Copy each line below exactly and leave the pictures out.

Data records
┏━━

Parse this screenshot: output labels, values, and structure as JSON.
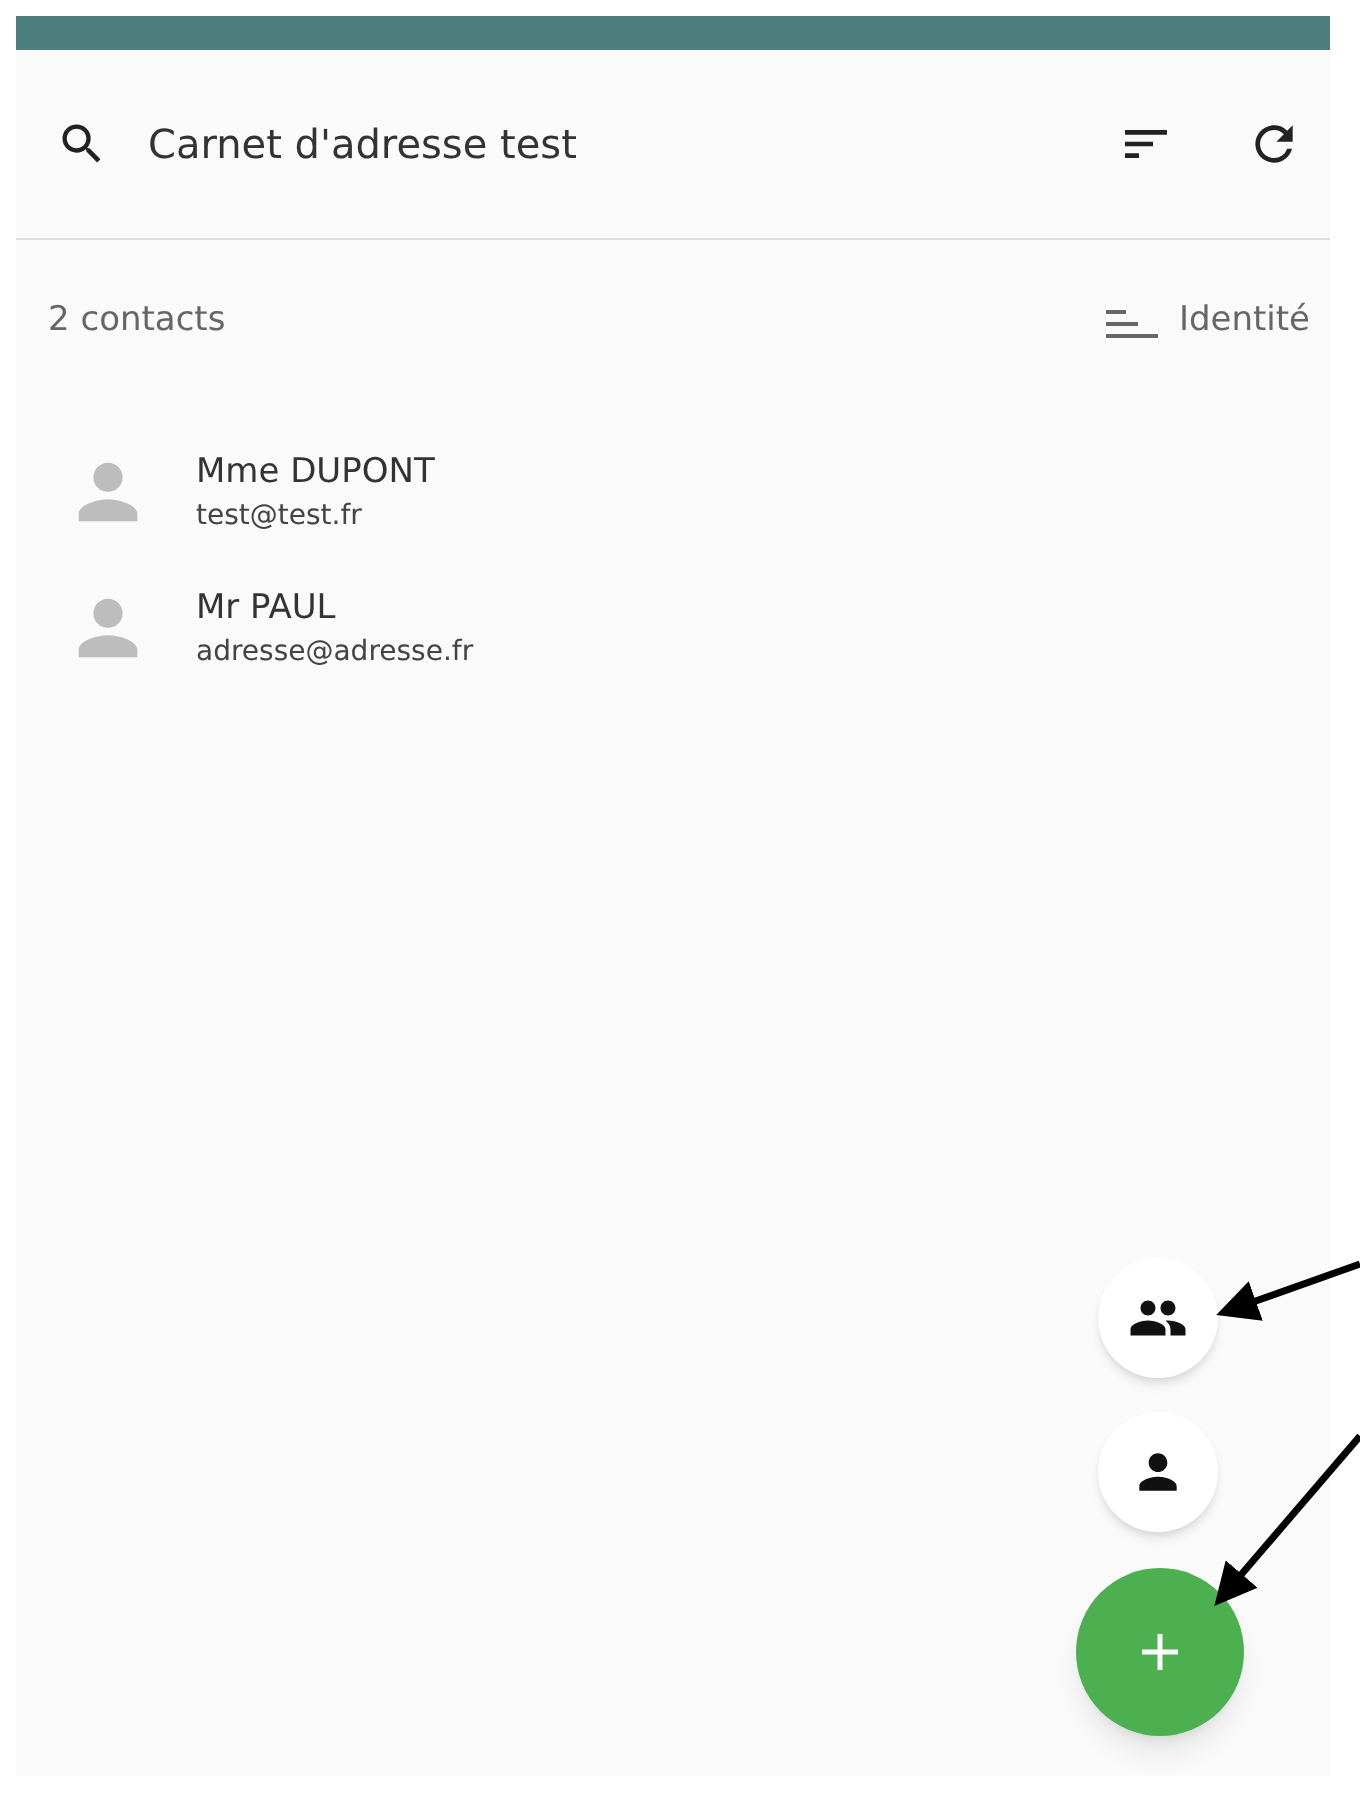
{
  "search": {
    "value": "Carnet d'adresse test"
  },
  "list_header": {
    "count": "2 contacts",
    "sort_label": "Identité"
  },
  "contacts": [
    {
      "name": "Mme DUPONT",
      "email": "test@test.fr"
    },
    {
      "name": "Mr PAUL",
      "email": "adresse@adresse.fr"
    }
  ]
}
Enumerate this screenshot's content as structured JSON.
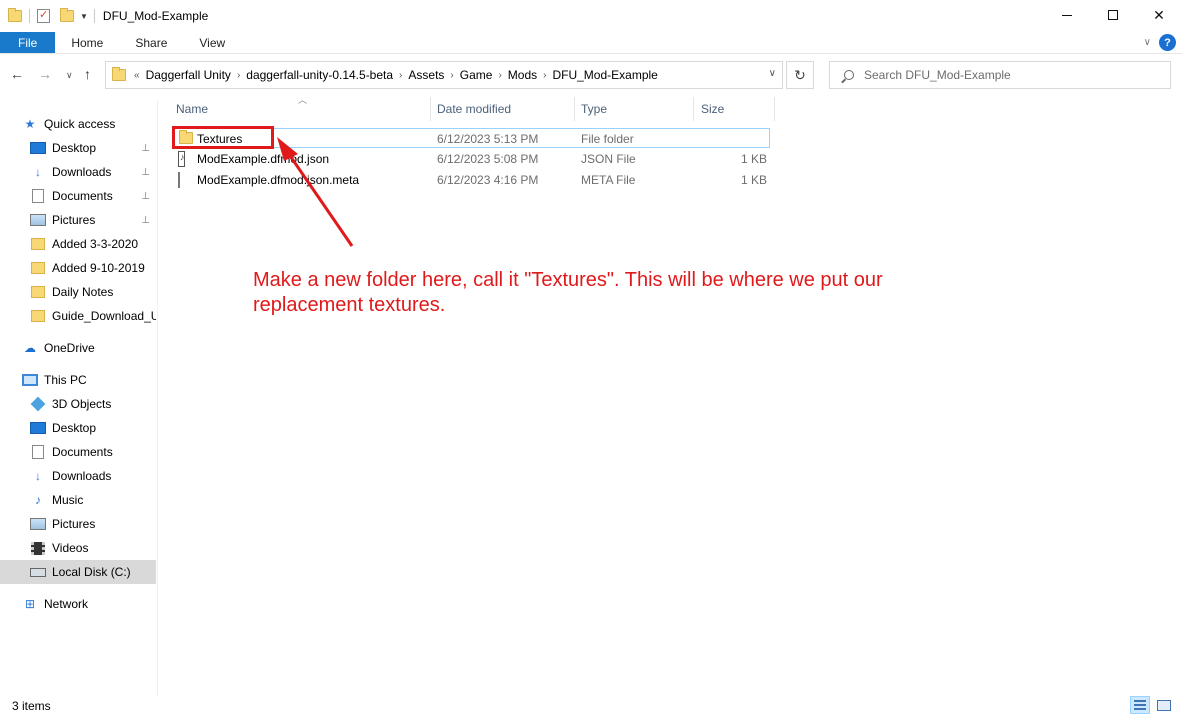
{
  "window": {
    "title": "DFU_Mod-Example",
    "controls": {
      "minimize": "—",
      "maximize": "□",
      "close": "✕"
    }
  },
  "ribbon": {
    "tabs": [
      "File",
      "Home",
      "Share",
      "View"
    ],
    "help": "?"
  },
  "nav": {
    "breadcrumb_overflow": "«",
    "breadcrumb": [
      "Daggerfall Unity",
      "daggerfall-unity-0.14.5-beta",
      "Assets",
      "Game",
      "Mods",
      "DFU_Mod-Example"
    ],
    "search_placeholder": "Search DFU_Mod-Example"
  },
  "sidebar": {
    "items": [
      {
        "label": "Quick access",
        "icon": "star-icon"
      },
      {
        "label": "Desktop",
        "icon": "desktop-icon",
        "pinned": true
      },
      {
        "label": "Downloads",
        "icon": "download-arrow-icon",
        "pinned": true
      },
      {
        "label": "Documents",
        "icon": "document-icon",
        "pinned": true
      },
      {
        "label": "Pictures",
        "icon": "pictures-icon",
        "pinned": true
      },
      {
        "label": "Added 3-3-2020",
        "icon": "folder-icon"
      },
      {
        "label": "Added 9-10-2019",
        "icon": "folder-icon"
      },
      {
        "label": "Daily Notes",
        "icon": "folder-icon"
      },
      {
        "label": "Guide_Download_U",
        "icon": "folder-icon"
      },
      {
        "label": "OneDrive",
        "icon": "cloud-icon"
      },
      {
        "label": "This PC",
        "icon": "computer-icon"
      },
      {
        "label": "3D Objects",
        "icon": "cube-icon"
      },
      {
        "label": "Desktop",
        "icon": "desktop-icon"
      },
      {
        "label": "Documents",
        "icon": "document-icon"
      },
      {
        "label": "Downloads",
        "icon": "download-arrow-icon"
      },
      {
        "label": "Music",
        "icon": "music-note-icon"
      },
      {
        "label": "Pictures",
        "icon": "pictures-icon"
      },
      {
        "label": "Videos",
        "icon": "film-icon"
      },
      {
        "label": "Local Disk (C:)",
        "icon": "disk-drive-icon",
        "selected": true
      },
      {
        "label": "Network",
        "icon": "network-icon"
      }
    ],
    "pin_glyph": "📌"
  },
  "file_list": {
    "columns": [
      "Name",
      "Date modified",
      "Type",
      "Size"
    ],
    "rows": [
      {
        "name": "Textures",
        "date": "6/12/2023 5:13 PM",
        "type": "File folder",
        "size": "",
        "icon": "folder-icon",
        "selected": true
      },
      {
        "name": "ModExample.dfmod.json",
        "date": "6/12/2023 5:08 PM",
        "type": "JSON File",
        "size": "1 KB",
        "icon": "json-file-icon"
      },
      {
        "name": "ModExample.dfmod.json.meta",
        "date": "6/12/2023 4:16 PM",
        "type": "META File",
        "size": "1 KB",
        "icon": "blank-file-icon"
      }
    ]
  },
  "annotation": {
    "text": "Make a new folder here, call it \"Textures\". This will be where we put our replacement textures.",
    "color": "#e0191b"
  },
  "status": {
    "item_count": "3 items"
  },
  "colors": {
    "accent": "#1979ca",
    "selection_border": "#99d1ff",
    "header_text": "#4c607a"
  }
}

┗━━

**In response**
Parse this screenshot: output labels, values, and structure as JSON.
{
  "search": {
    "value": "Carnet d'adresse test"
  },
  "list_header": {
    "count": "2 contacts",
    "sort_label": "Identité"
  },
  "contacts": [
    {
      "name": "Mme DUPONT",
      "email": "test@test.fr"
    },
    {
      "name": "Mr PAUL",
      "email": "adresse@adresse.fr"
    }
  ]
}
Enumerate this screenshot's content as structured JSON.
{
  "window": {
    "title": "DFU_Mod-Example",
    "controls": {
      "minimize": "—",
      "maximize": "□",
      "close": "✕"
    }
  },
  "ribbon": {
    "tabs": [
      "File",
      "Home",
      "Share",
      "View"
    ],
    "help": "?"
  },
  "nav": {
    "breadcrumb_overflow": "«",
    "breadcrumb": [
      "Daggerfall Unity",
      "daggerfall-unity-0.14.5-beta",
      "Assets",
      "Game",
      "Mods",
      "DFU_Mod-Example"
    ],
    "search_placeholder": "Search DFU_Mod-Example"
  },
  "sidebar": {
    "items": [
      {
        "label": "Quick access",
        "icon": "star-icon"
      },
      {
        "label": "Desktop",
        "icon": "desktop-icon",
        "pinned": true
      },
      {
        "label": "Downloads",
        "icon": "download-arrow-icon",
        "pinned": true
      },
      {
        "label": "Documents",
        "icon": "document-icon",
        "pinned": true
      },
      {
        "label": "Pictures",
        "icon": "pictures-icon",
        "pinned": true
      },
      {
        "label": "Added 3-3-2020",
        "icon": "folder-icon"
      },
      {
        "label": "Added 9-10-2019",
        "icon": "folder-icon"
      },
      {
        "label": "Daily Notes",
        "icon": "folder-icon"
      },
      {
        "label": "Guide_Download_U",
        "icon": "folder-icon"
      },
      {
        "label": "OneDrive",
        "icon": "cloud-icon"
      },
      {
        "label": "This PC",
        "icon": "computer-icon"
      },
      {
        "label": "3D Objects",
        "icon": "cube-icon"
      },
      {
        "label": "Desktop",
        "icon": "desktop-icon"
      },
      {
        "label": "Documents",
        "icon": "document-icon"
      },
      {
        "label": "Downloads",
        "icon": "download-arrow-icon"
      },
      {
        "label": "Music",
        "icon": "music-note-icon"
      },
      {
        "label": "Pictures",
        "icon": "pictures-icon"
      },
      {
        "label": "Videos",
        "icon": "film-icon"
      },
      {
        "label": "Local Disk (C:)",
        "icon": "disk-drive-icon",
        "selected": true
      },
      {
        "label": "Network",
        "icon": "network-icon"
      }
    ],
    "pin_glyph": "📌"
  },
  "file_list": {
    "columns": [
      "Name",
      "Date modified",
      "Type",
      "Size"
    ],
    "rows": [
      {
        "name": "Textures",
        "date": "6/12/2023 5:13 PM",
        "type": "File folder",
        "size": "",
        "icon": "folder-icon",
        "selected": true
      },
      {
        "name": "ModExample.dfmod.json",
        "date": "6/12/2023 5:08 PM",
        "type": "JSON File",
        "size": "1 KB",
        "icon": "json-file-icon"
      },
      {
        "name": "ModExample.dfmod.json.meta",
        "date": "6/12/2023 4:16 PM",
        "type": "META File",
        "size": "1 KB",
        "icon": "blank-file-icon"
      }
    ]
  },
  "annotation": {
    "text": "Make a new folder here, call it \"Textures\". This will be where we put our replacement textures.",
    "color": "#e0191b"
  },
  "status": {
    "item_count": "3 items"
  },
  "colors": {
    "accent": "#1979ca",
    "selection_border": "#99d1ff",
    "header_text": "#4c607a"
  }
}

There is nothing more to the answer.